What is expected: In the following material, identify every line holding the string "Airport" and return it.

Records for this task:

------------------------------------------------

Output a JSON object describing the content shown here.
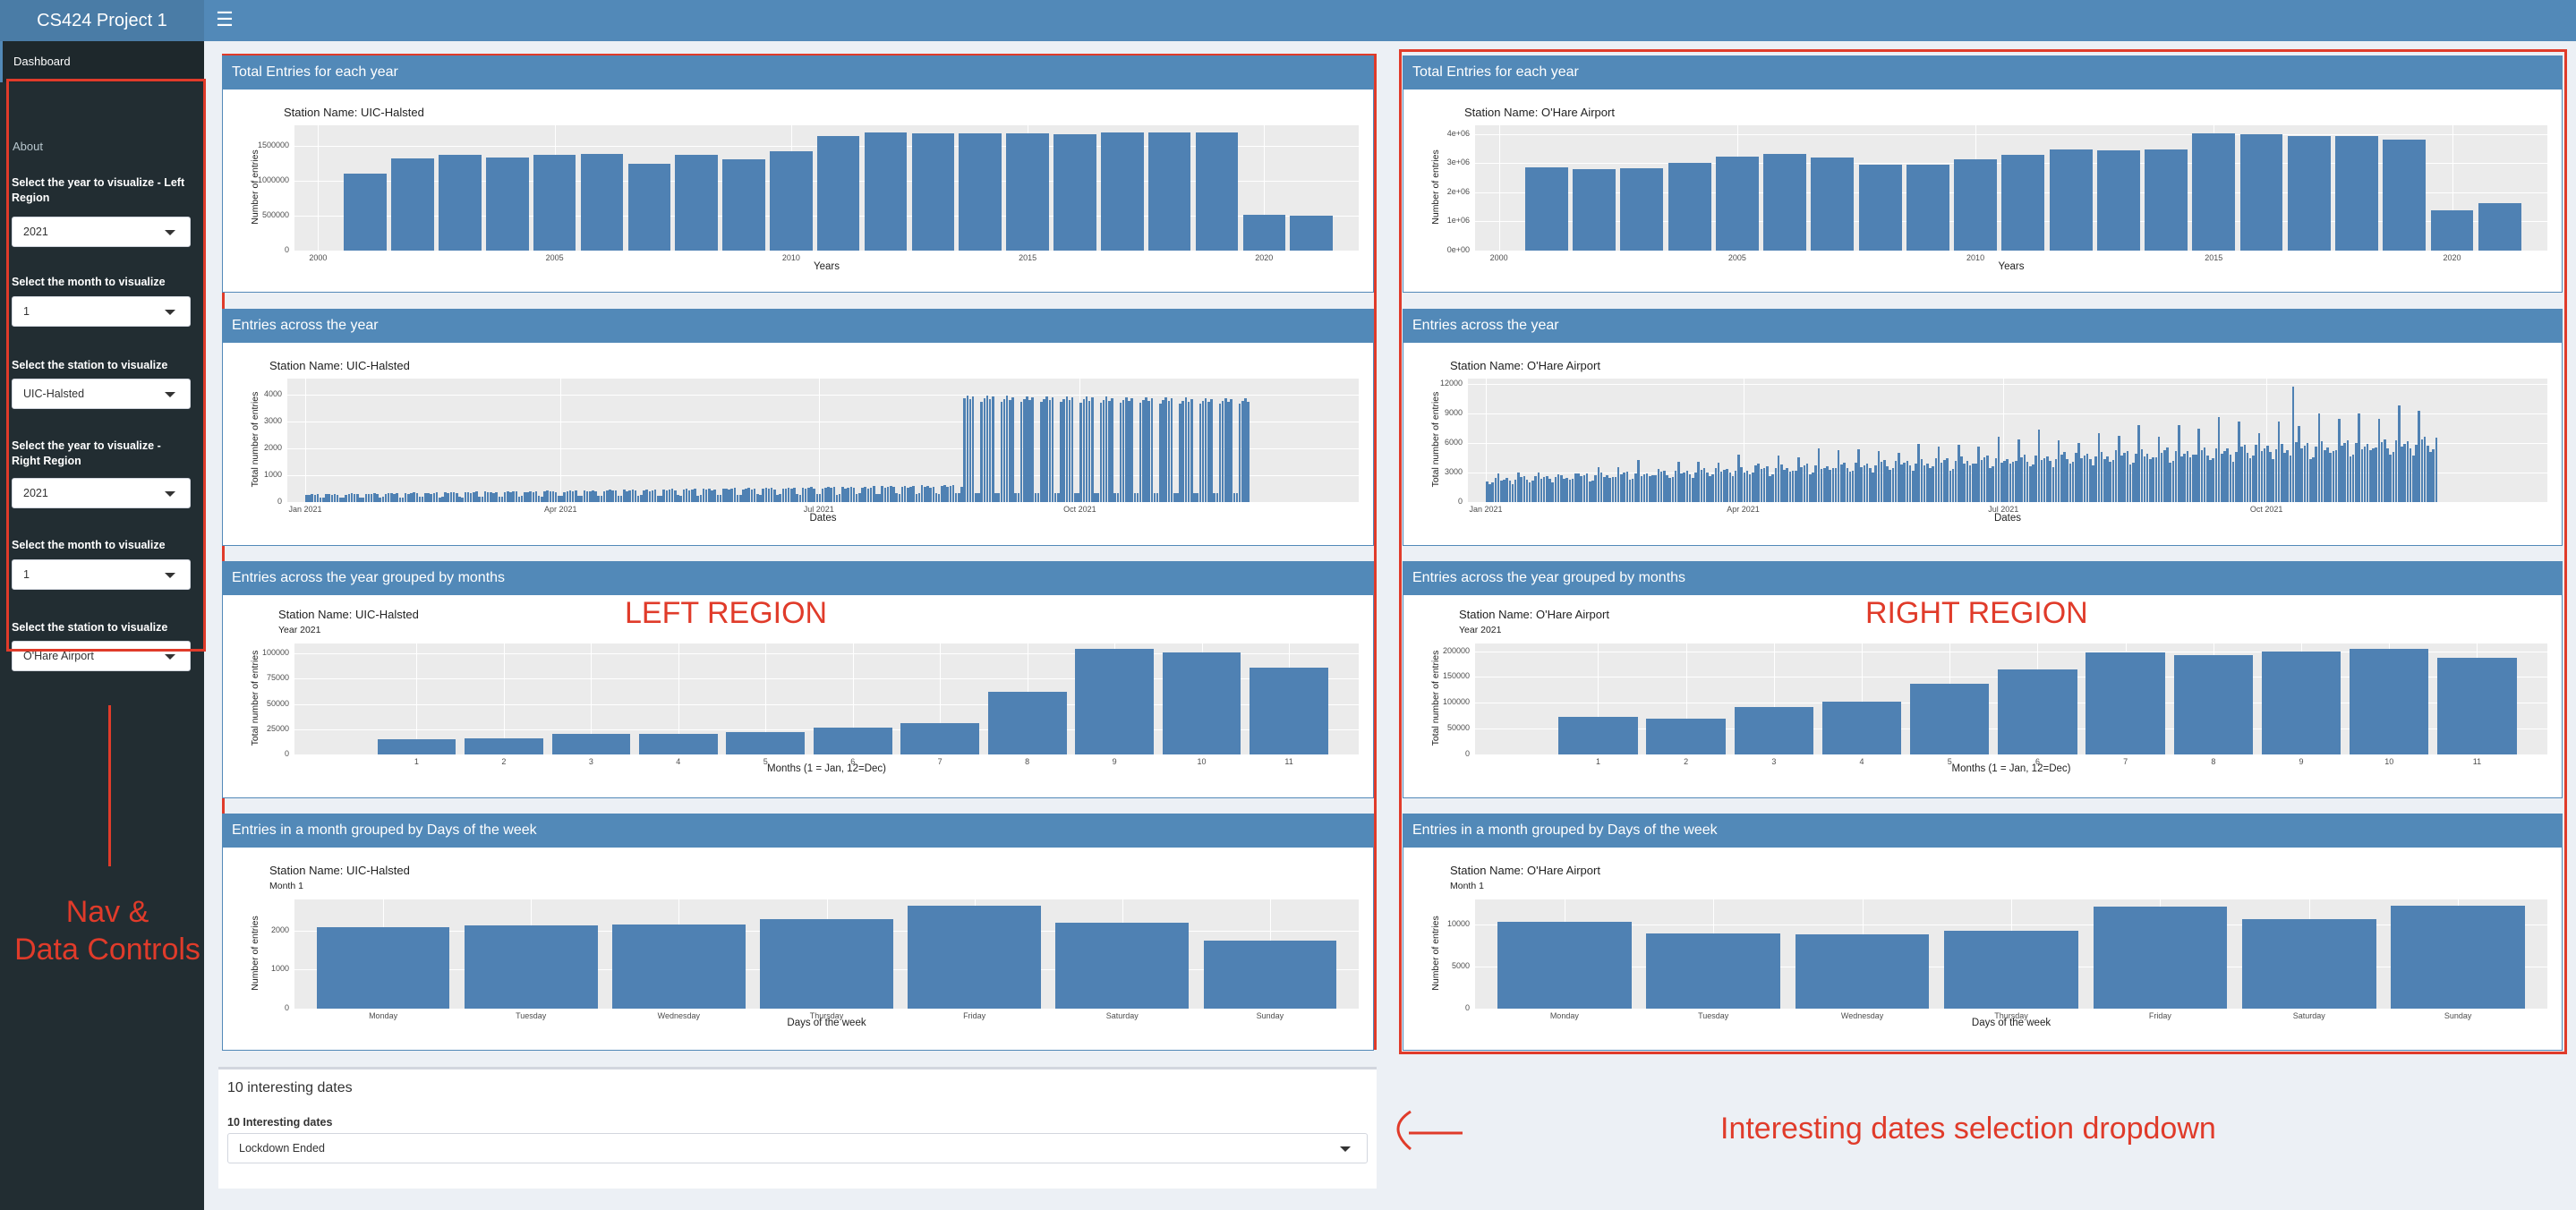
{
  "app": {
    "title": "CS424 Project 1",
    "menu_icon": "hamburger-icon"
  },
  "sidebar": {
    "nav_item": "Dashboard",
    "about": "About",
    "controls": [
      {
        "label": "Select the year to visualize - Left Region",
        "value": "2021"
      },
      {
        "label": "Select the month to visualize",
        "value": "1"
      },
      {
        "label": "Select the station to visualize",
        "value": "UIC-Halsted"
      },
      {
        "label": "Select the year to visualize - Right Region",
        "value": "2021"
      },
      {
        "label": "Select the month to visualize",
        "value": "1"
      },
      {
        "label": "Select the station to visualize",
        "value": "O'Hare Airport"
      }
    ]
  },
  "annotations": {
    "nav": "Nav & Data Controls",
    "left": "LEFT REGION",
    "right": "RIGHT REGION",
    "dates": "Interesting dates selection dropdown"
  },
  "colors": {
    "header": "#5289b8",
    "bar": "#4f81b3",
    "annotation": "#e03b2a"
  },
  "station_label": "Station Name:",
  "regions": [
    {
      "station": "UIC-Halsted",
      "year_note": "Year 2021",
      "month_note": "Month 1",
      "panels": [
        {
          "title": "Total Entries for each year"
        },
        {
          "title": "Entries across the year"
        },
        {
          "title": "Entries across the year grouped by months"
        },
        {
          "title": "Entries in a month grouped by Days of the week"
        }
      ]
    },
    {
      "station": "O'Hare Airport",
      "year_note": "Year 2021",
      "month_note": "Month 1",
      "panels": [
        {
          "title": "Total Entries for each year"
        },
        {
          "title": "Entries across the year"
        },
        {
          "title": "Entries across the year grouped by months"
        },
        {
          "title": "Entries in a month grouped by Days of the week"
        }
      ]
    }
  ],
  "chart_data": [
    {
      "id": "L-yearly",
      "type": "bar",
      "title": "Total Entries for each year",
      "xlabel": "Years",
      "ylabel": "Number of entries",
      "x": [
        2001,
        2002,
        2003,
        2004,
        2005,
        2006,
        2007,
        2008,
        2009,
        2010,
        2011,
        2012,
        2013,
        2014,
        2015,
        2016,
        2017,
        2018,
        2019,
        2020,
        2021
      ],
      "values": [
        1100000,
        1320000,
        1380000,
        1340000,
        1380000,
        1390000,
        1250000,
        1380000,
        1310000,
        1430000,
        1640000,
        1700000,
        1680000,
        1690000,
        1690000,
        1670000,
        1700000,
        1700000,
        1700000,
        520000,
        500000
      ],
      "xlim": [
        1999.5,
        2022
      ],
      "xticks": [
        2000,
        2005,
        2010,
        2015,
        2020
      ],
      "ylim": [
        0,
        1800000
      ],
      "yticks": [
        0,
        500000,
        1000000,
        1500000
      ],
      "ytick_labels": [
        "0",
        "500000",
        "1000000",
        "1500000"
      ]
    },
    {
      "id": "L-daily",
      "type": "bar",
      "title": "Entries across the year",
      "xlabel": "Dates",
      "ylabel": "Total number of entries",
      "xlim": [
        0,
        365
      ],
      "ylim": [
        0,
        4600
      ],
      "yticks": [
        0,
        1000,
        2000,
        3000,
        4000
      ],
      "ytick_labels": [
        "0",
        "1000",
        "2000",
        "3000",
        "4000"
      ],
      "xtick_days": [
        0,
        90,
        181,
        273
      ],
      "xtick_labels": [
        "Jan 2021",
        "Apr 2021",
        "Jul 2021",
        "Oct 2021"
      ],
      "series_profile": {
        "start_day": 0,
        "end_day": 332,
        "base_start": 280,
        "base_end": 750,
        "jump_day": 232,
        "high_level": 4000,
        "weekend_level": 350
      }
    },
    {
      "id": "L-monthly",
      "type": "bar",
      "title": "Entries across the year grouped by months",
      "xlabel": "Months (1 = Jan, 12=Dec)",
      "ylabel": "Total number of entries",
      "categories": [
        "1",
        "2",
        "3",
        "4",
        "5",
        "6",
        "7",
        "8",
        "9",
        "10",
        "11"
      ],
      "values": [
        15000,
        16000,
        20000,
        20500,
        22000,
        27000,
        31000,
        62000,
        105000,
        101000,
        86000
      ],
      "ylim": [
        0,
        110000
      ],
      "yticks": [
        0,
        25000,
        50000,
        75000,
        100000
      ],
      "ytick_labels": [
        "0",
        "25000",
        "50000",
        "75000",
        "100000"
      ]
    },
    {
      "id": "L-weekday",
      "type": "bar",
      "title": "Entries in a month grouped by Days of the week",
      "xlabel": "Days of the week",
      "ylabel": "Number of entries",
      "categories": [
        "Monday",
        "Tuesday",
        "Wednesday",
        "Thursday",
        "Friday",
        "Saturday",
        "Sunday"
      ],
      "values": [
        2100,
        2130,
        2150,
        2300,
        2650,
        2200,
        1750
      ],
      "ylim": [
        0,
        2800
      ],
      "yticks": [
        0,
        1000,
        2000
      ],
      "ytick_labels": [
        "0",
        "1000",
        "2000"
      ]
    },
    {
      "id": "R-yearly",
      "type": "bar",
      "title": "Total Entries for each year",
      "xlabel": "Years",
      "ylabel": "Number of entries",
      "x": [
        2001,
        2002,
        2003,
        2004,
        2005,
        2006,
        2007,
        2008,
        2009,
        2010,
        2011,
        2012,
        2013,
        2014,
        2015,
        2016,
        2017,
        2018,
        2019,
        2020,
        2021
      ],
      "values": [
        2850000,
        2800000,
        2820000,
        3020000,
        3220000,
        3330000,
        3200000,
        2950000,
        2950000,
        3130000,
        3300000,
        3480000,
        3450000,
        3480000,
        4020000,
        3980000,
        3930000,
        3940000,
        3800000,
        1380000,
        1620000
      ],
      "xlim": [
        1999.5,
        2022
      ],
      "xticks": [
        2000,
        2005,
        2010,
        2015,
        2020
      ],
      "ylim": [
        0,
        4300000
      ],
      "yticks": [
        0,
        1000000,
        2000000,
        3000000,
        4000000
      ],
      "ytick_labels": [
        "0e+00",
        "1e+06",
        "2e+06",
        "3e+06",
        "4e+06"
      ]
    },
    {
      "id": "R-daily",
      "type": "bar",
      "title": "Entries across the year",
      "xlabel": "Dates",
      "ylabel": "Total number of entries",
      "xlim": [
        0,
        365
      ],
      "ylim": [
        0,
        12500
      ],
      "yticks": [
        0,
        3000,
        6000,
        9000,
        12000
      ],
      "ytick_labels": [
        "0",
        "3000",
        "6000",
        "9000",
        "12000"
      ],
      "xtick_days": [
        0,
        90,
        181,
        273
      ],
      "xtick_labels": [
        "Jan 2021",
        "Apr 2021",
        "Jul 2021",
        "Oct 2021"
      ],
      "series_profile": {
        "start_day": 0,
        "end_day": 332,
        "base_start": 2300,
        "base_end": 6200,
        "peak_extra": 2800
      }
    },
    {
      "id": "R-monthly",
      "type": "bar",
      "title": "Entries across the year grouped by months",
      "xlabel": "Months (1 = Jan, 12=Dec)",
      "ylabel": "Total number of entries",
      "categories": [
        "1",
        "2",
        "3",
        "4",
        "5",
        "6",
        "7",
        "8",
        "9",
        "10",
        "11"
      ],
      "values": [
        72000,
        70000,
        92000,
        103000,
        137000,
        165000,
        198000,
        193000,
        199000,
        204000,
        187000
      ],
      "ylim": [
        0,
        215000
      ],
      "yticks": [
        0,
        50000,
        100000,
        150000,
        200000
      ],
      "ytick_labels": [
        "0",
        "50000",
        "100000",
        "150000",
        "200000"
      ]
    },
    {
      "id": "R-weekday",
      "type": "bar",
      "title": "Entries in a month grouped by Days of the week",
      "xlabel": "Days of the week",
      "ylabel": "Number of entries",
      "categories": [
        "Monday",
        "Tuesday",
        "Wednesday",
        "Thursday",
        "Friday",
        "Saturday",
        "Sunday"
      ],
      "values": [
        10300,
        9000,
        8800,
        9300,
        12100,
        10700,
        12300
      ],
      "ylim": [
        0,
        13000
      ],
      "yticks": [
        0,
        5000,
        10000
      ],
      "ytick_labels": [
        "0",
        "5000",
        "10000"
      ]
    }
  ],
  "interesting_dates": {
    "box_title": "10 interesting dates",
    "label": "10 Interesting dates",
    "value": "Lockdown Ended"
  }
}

------------------------------------------------

The answer:
        "value": "O'Hare Airport"
      "station": "O'Hare Airport",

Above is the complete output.